** What to produce **
State the number of lines that contain "icon", with no other text.

○ ○ ○ ○ ○ ○ ○

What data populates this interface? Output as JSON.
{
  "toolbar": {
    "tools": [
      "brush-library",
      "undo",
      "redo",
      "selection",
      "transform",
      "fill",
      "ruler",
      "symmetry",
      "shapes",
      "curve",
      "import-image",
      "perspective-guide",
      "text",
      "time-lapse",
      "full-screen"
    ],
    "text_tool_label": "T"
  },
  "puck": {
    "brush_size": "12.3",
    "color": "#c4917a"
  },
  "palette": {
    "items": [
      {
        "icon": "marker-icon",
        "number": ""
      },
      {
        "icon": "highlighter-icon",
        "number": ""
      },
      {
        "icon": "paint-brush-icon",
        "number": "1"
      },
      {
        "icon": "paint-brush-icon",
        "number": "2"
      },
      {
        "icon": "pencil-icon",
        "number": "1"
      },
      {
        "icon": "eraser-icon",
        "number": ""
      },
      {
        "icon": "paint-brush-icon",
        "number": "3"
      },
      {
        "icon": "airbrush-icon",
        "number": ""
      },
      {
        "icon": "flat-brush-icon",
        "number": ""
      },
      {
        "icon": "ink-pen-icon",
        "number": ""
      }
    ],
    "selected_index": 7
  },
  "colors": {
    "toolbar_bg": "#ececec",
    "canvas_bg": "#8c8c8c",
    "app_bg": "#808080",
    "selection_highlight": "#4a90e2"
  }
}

○ ○ ○ ○ ○ ○ ○

** Exercise response **
10